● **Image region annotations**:
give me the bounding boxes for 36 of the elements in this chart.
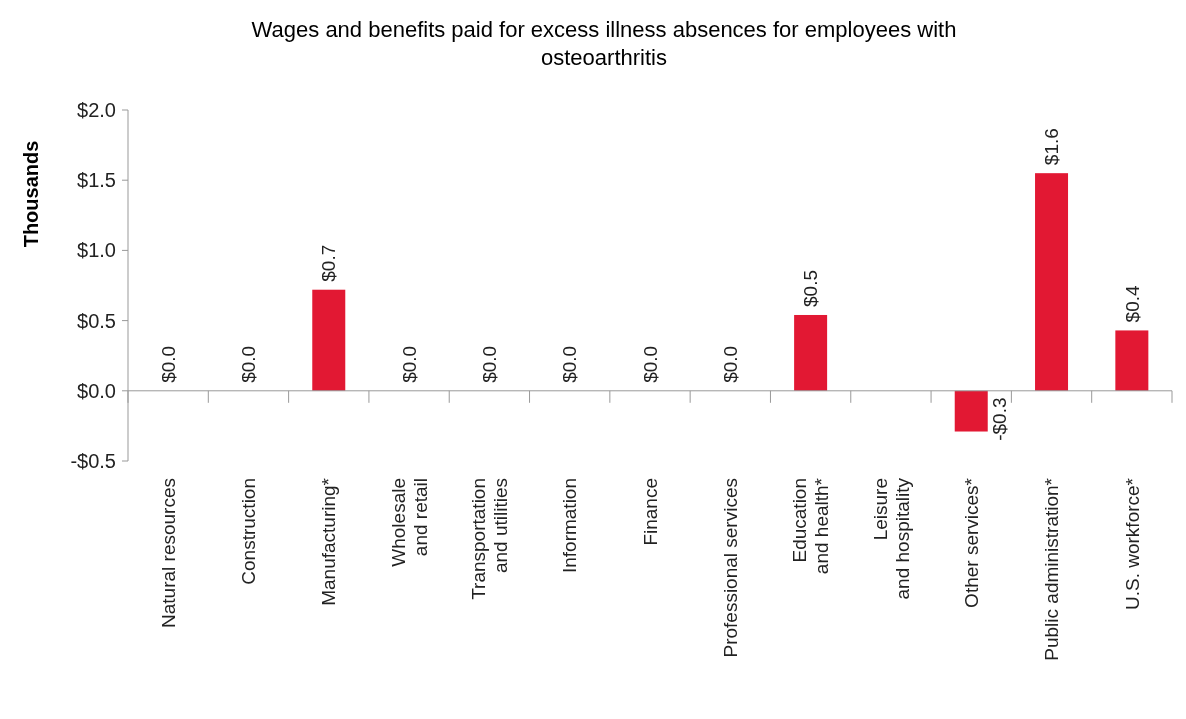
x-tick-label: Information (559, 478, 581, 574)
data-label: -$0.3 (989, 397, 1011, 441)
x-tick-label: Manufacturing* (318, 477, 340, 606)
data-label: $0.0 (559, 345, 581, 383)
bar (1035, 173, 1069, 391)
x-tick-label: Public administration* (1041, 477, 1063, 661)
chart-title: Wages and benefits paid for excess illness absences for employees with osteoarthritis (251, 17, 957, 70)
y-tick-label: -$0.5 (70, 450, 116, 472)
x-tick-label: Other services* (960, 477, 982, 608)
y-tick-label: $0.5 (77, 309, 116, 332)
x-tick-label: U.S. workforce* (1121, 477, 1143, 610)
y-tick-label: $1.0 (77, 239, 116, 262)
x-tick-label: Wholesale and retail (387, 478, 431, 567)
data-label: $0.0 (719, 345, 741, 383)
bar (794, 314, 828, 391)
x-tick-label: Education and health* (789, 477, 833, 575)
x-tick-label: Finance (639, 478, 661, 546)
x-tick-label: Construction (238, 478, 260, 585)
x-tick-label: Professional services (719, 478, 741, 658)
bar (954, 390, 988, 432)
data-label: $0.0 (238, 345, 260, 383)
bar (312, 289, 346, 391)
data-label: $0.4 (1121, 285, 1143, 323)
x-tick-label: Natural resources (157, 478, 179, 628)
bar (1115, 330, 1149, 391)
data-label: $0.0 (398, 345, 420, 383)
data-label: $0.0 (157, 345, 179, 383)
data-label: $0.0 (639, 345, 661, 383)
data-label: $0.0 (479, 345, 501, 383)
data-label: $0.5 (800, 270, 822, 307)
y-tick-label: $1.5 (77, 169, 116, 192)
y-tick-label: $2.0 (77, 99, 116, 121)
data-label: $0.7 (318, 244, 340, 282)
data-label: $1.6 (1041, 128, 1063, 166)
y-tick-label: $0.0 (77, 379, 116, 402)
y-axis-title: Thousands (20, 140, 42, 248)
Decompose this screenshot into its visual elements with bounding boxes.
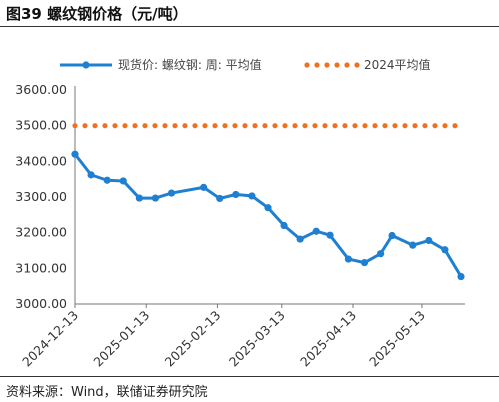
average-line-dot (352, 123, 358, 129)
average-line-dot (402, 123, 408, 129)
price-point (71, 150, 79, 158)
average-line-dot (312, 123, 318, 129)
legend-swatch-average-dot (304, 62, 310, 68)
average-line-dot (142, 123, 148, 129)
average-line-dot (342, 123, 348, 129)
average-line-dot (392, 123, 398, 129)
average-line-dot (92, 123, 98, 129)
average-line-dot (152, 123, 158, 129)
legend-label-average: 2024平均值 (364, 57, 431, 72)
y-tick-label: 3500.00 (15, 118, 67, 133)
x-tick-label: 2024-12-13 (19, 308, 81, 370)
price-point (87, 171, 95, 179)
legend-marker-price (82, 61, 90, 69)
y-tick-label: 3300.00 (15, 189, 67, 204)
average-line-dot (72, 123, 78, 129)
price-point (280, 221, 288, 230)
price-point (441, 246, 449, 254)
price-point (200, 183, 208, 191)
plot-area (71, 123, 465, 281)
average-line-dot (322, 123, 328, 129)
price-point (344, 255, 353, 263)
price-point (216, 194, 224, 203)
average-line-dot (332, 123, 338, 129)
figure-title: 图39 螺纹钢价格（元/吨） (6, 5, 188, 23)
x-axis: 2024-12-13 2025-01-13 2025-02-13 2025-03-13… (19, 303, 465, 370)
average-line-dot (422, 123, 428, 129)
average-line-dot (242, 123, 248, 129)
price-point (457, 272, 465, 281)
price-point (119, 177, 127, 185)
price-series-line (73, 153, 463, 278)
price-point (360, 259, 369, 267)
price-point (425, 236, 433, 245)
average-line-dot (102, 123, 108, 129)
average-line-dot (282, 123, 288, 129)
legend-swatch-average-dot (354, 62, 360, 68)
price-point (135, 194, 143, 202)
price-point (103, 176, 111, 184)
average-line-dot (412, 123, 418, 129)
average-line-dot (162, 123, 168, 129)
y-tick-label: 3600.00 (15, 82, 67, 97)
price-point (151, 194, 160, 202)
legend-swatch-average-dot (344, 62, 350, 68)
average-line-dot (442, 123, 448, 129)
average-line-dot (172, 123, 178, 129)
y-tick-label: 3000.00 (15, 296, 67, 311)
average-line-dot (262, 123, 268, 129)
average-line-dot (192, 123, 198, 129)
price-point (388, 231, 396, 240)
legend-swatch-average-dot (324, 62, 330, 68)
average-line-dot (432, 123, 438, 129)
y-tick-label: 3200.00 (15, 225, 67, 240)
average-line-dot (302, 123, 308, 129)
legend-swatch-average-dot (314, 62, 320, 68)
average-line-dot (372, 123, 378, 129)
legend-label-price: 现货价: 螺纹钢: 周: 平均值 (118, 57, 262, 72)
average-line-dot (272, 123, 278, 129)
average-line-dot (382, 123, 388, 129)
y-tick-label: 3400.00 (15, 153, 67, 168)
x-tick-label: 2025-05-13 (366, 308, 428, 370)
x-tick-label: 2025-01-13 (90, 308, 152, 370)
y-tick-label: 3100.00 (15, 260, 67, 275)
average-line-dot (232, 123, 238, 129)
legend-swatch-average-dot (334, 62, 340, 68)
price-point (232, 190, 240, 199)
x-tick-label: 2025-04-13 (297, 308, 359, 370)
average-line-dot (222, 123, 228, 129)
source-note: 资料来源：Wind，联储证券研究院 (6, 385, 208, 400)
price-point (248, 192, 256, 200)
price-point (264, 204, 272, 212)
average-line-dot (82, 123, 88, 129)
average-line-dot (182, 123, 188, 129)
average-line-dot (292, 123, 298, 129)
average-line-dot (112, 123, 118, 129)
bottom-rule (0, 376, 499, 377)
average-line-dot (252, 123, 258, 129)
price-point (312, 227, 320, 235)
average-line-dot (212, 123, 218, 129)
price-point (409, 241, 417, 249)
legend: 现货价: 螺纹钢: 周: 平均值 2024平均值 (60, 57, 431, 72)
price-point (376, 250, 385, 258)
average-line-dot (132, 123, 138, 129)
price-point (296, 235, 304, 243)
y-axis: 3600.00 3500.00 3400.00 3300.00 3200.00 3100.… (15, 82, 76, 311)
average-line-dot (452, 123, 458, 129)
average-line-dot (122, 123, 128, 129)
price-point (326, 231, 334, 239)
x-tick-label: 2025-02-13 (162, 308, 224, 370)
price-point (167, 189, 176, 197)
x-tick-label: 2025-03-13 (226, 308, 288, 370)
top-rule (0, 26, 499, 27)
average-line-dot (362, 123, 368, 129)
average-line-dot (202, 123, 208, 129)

● **Requirement**: Change every "average-line-dot" in the records to "mean-line-dot", and return the records otherwise unchanged, without the pictures.

● **Task output**:
give me the bounding boxes for 36 of the elements in this chart.
x-tick-label: Information (559, 478, 581, 574)
data-label: -$0.3 (989, 397, 1011, 441)
x-tick-label: Manufacturing* (318, 477, 340, 606)
data-label: $0.0 (559, 345, 581, 383)
bar (1035, 173, 1069, 391)
x-tick-label: Public administration* (1041, 477, 1063, 661)
chart-title: Wages and benefits paid for excess illness absences for employees with osteoarthritis (251, 17, 957, 70)
y-tick-label: -$0.5 (70, 450, 116, 472)
x-tick-label: Other services* (960, 477, 982, 608)
y-tick-label: $0.5 (77, 309, 116, 332)
x-tick-label: U.S. workforce* (1121, 477, 1143, 610)
y-tick-label: $1.0 (77, 239, 116, 262)
x-tick-label: Wholesale and retail (387, 478, 431, 567)
data-label: $0.0 (719, 345, 741, 383)
bar (794, 314, 828, 391)
x-tick-label: Education and health* (789, 477, 833, 575)
x-tick-label: Finance (639, 478, 661, 546)
x-tick-label: Construction (238, 478, 260, 585)
x-tick-label: Professional services (719, 478, 741, 658)
bar (954, 390, 988, 432)
data-label: $0.0 (238, 345, 260, 383)
bar (312, 289, 346, 391)
data-label: $0.4 (1121, 285, 1143, 323)
x-tick-label: Natural resources (157, 478, 179, 628)
bar (1115, 330, 1149, 391)
data-label: $0.0 (398, 345, 420, 383)
data-label: $0.0 (157, 345, 179, 383)
data-label: $0.0 (639, 345, 661, 383)
data-label: $0.0 (479, 345, 501, 383)
data-label: $0.5 (800, 270, 822, 307)
y-tick-label: $1.5 (77, 169, 116, 192)
y-tick-label: $2.0 (77, 99, 116, 121)
data-label: $0.7 (318, 244, 340, 282)
data-label: $1.6 (1041, 128, 1063, 166)
y-tick-label: $0.0 (77, 379, 116, 402)
y-axis-title: Thousands (20, 140, 42, 248)
Decompose this screenshot into its visual elements with bounding boxes.
mean-line-dot (352, 123, 358, 129)
mean-line-dot (402, 123, 408, 129)
price-point (71, 150, 79, 158)
mean-line-dot (312, 123, 318, 129)
legend-swatch-average-dot (304, 62, 310, 68)
mean-line-dot (142, 123, 148, 129)
mean-line-dot (342, 123, 348, 129)
mean-line-dot (392, 123, 398, 129)
mean-line-dot (92, 123, 98, 129)
mean-line-dot (152, 123, 158, 129)
legend-label-average: 2024平均值 (364, 57, 431, 72)
y-tick-label: 3500.00 (15, 118, 67, 133)
x-tick-label: 2024-12-13 (19, 308, 81, 370)
price-point (87, 171, 95, 179)
legend-marker-price (82, 61, 90, 69)
y-tick-label: 3300.00 (15, 189, 67, 204)
mean-line-dot (72, 123, 78, 129)
price-point (280, 221, 288, 230)
price-point (441, 246, 449, 254)
price-point (200, 183, 208, 191)
plot-area (71, 123, 465, 281)
mean-line-dot (322, 123, 328, 129)
price-point (344, 255, 353, 263)
price-point (216, 194, 224, 203)
mean-line-dot (332, 123, 338, 129)
figure-title: 图39 螺纹钢价格（元/吨） (6, 5, 188, 23)
x-axis: 2024-12-13 2025-01-13 2025-02-13 2025-03-13… (19, 303, 465, 370)
mean-line-dot (422, 123, 428, 129)
mean-line-dot (242, 123, 248, 129)
price-point (457, 272, 465, 281)
price-point (119, 177, 127, 185)
price-series-line (73, 153, 463, 278)
price-point (360, 259, 369, 267)
price-point (425, 236, 433, 245)
mean-line-dot (102, 123, 108, 129)
mean-line-dot (282, 123, 288, 129)
legend-swatch-average-dot (354, 62, 360, 68)
price-point (135, 194, 143, 202)
price-point (103, 176, 111, 184)
mean-line-dot (412, 123, 418, 129)
mean-line-dot (162, 123, 168, 129)
y-tick-label: 3600.00 (15, 82, 67, 97)
price-point (151, 194, 160, 202)
legend-swatch-average-dot (344, 62, 350, 68)
mean-line-dot (442, 123, 448, 129)
mean-line-dot (172, 123, 178, 129)
y-tick-label: 3000.00 (15, 296, 67, 311)
mean-line-dot (262, 123, 268, 129)
mean-line-dot (192, 123, 198, 129)
price-point (388, 231, 396, 240)
legend-swatch-average-dot (324, 62, 330, 68)
mean-line-dot (432, 123, 438, 129)
y-tick-label: 3200.00 (15, 225, 67, 240)
mean-line-dot (302, 123, 308, 129)
legend-swatch-average-dot (314, 62, 320, 68)
mean-line-dot (372, 123, 378, 129)
legend-label-price: 现货价: 螺纹钢: 周: 平均值 (118, 57, 262, 72)
mean-line-dot (272, 123, 278, 129)
mean-line-dot (382, 123, 388, 129)
y-tick-label: 3400.00 (15, 153, 67, 168)
x-tick-label: 2025-05-13 (366, 308, 428, 370)
x-tick-label: 2025-01-13 (90, 308, 152, 370)
y-tick-label: 3100.00 (15, 260, 67, 275)
mean-line-dot (232, 123, 238, 129)
legend-swatch-average-dot (334, 62, 340, 68)
price-point (232, 190, 240, 199)
x-tick-label: 2025-04-13 (297, 308, 359, 370)
mean-line-dot (222, 123, 228, 129)
source-note: 资料来源：Wind，联储证券研究院 (6, 385, 208, 400)
price-point (248, 192, 256, 200)
price-point (264, 204, 272, 212)
mean-line-dot (82, 123, 88, 129)
mean-line-dot (182, 123, 188, 129)
mean-line-dot (292, 123, 298, 129)
mean-line-dot (112, 123, 118, 129)
bottom-rule (0, 376, 499, 377)
mean-line-dot (252, 123, 258, 129)
price-point (312, 227, 320, 235)
mean-line-dot (212, 123, 218, 129)
price-point (409, 241, 417, 249)
legend: 现货价: 螺纹钢: 周: 平均值 2024平均值 (60, 57, 431, 72)
price-point (376, 250, 385, 258)
mean-line-dot (132, 123, 138, 129)
price-point (296, 235, 304, 243)
y-axis: 3600.00 3500.00 3400.00 3300.00 3200.00 3100.… (15, 82, 76, 311)
mean-line-dot (452, 123, 458, 129)
mean-line-dot (122, 123, 128, 129)
price-point (326, 231, 334, 239)
x-tick-label: 2025-02-13 (162, 308, 224, 370)
price-point (167, 189, 176, 197)
x-tick-label: 2025-03-13 (226, 308, 288, 370)
top-rule (0, 26, 499, 27)
mean-line-dot (362, 123, 368, 129)
mean-line-dot (202, 123, 208, 129)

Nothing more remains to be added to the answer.